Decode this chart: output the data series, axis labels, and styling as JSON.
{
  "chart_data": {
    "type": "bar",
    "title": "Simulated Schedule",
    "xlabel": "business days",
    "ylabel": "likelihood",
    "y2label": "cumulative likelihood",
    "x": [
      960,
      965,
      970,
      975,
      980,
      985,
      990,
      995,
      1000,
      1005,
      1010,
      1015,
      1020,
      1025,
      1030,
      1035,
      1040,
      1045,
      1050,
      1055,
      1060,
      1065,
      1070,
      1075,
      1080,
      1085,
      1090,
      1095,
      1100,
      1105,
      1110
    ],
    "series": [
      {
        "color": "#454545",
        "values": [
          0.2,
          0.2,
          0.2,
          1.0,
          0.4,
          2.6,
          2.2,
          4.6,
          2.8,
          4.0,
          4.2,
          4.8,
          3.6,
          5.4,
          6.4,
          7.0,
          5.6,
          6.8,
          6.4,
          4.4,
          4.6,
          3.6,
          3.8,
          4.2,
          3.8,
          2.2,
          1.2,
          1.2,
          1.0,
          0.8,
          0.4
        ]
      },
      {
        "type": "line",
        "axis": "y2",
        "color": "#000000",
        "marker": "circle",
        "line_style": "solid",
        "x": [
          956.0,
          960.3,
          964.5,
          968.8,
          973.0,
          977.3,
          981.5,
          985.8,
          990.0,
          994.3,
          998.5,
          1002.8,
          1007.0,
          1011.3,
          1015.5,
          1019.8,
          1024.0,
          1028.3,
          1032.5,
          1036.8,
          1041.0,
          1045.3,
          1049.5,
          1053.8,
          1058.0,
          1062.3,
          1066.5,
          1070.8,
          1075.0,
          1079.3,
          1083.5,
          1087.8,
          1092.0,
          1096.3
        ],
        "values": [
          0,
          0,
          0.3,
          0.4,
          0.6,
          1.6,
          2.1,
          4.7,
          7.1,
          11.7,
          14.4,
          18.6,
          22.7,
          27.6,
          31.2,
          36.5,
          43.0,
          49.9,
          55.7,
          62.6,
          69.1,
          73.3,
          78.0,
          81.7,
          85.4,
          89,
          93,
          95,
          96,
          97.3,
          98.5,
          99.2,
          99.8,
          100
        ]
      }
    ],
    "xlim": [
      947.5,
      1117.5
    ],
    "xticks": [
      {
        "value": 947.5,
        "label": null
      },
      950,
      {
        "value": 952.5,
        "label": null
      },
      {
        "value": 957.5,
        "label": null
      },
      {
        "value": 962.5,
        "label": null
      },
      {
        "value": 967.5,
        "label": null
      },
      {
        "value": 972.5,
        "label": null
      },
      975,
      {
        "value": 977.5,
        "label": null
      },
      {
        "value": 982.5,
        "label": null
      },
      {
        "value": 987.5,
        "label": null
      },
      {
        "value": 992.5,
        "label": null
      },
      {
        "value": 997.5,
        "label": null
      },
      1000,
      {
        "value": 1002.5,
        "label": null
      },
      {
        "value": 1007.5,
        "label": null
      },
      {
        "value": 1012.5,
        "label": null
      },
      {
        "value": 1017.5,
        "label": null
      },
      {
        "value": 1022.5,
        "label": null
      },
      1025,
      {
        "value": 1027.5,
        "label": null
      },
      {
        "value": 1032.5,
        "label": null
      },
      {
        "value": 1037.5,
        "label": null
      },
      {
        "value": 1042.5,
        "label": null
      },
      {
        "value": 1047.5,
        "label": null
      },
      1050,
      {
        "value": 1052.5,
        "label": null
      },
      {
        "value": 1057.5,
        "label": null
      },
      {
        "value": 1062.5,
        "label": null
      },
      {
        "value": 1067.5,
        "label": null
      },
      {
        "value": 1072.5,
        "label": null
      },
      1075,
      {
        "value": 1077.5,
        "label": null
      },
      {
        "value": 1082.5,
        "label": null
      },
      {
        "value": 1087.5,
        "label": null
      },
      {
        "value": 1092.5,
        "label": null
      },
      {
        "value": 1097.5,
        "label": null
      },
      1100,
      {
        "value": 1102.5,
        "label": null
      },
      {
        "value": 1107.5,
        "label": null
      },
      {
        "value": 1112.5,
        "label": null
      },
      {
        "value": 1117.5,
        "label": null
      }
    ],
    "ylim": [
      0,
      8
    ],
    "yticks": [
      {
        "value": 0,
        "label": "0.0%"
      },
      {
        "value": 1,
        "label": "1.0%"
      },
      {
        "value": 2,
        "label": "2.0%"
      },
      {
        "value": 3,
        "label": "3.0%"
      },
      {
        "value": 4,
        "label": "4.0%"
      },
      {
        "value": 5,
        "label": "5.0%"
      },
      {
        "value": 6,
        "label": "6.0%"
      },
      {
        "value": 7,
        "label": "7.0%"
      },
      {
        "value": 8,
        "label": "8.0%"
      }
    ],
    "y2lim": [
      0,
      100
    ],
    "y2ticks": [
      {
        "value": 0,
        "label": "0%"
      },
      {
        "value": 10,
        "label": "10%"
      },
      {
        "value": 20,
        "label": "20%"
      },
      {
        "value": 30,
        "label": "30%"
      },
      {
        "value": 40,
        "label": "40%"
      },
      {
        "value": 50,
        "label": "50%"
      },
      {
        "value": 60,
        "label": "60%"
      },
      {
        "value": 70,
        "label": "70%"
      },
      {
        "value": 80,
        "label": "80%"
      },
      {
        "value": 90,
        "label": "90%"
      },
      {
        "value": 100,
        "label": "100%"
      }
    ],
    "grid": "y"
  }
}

+ + + + +

Do this
Retype the listing above in full, with no alterations.

Task result
Decode this chart: output the data series, axis labels, and styling as JSON.
{
  "chart_data": {
    "type": "bar",
    "title": "Simulated Schedule",
    "xlabel": "business days",
    "ylabel": "likelihood",
    "y2label": "cumulative likelihood",
    "x": [
      960,
      965,
      970,
      975,
      980,
      985,
      990,
      995,
      1000,
      1005,
      1010,
      1015,
      1020,
      1025,
      1030,
      1035,
      1040,
      1045,
      1050,
      1055,
      1060,
      1065,
      1070,
      1075,
      1080,
      1085,
      1090,
      1095,
      1100,
      1105,
      1110
    ],
    "series": [
      {
        "color": "#454545",
        "values": [
          0.2,
          0.2,
          0.2,
          1.0,
          0.4,
          2.6,
          2.2,
          4.6,
          2.8,
          4.0,
          4.2,
          4.8,
          3.6,
          5.4,
          6.4,
          7.0,
          5.6,
          6.8,
          6.4,
          4.4,
          4.6,
          3.6,
          3.8,
          4.2,
          3.8,
          2.2,
          1.2,
          1.2,
          1.0,
          0.8,
          0.4
        ]
      },
      {
        "type": "line",
        "axis": "y2",
        "color": "#000000",
        "marker": "circle",
        "line_style": "solid",
        "x": [
          956.0,
          960.3,
          964.5,
          968.8,
          973.0,
          977.3,
          981.5,
          985.8,
          990.0,
          994.3,
          998.5,
          1002.8,
          1007.0,
          1011.3,
          1015.5,
          1019.8,
          1024.0,
          1028.3,
          1032.5,
          1036.8,
          1041.0,
          1045.3,
          1049.5,
          1053.8,
          1058.0,
          1062.3,
          1066.5,
          1070.8,
          1075.0,
          1079.3,
          1083.5,
          1087.8,
          1092.0,
          1096.3
        ],
        "values": [
          0,
          0,
          0.3,
          0.4,
          0.6,
          1.6,
          2.1,
          4.7,
          7.1,
          11.7,
          14.4,
          18.6,
          22.7,
          27.6,
          31.2,
          36.5,
          43.0,
          49.9,
          55.7,
          62.6,
          69.1,
          73.3,
          78.0,
          81.7,
          85.4,
          89,
          93,
          95,
          96,
          97.3,
          98.5,
          99.2,
          99.8,
          100
        ]
      }
    ],
    "xlim": [
      947.5,
      1117.5
    ],
    "xticks": [
      {
        "value": 947.5,
        "label": null
      },
      950,
      {
        "value": 952.5,
        "label": null
      },
      {
        "value": 957.5,
        "label": null
      },
      {
        "value": 962.5,
        "label": null
      },
      {
        "value": 967.5,
        "label": null
      },
      {
        "value": 972.5,
        "label": null
      },
      975,
      {
        "value": 977.5,
        "label": null
      },
      {
        "value": 982.5,
        "label": null
      },
      {
        "value": 987.5,
        "label": null
      },
      {
        "value": 992.5,
        "label": null
      },
      {
        "value": 997.5,
        "label": null
      },
      1000,
      {
        "value": 1002.5,
        "label": null
      },
      {
        "value": 1007.5,
        "label": null
      },
      {
        "value": 1012.5,
        "label": null
      },
      {
        "value": 1017.5,
        "label": null
      },
      {
        "value": 1022.5,
        "label": null
      },
      1025,
      {
        "value": 1027.5,
        "label": null
      },
      {
        "value": 1032.5,
        "label": null
      },
      {
        "value": 1037.5,
        "label": null
      },
      {
        "value": 1042.5,
        "label": null
      },
      {
        "value": 1047.5,
        "label": null
      },
      1050,
      {
        "value": 1052.5,
        "label": null
      },
      {
        "value": 1057.5,
        "label": null
      },
      {
        "value": 1062.5,
        "label": null
      },
      {
        "value": 1067.5,
        "label": null
      },
      {
        "value": 1072.5,
        "label": null
      },
      1075,
      {
        "value": 1077.5,
        "label": null
      },
      {
        "value": 1082.5,
        "label": null
      },
      {
        "value": 1087.5,
        "label": null
      },
      {
        "value": 1092.5,
        "label": null
      },
      {
        "value": 1097.5,
        "label": null
      },
      1100,
      {
        "value": 1102.5,
        "label": null
      },
      {
        "value": 1107.5,
        "label": null
      },
      {
        "value": 1112.5,
        "label": null
      },
      {
        "value": 1117.5,
        "label": null
      }
    ],
    "ylim": [
      0,
      8
    ],
    "yticks": [
      {
        "value": 0,
        "label": "0.0%"
      },
      {
        "value": 1,
        "label": "1.0%"
      },
      {
        "value": 2,
        "label": "2.0%"
      },
      {
        "value": 3,
        "label": "3.0%"
      },
      {
        "value": 4,
        "label": "4.0%"
      },
      {
        "value": 5,
        "label": "5.0%"
      },
      {
        "value": 6,
        "label": "6.0%"
      },
      {
        "value": 7,
        "label": "7.0%"
      },
      {
        "value": 8,
        "label": "8.0%"
      }
    ],
    "y2lim": [
      0,
      100
    ],
    "y2ticks": [
      {
        "value": 0,
        "label": "0%"
      },
      {
        "value": 10,
        "label": "10%"
      },
      {
        "value": 20,
        "label": "20%"
      },
      {
        "value": 30,
        "label": "30%"
      },
      {
        "value": 40,
        "label": "40%"
      },
      {
        "value": 50,
        "label": "50%"
      },
      {
        "value": 60,
        "label": "60%"
      },
      {
        "value": 70,
        "label": "70%"
      },
      {
        "value": 80,
        "label": "80%"
      },
      {
        "value": 90,
        "label": "90%"
      },
      {
        "value": 100,
        "label": "100%"
      }
    ],
    "grid": "y"
  }
}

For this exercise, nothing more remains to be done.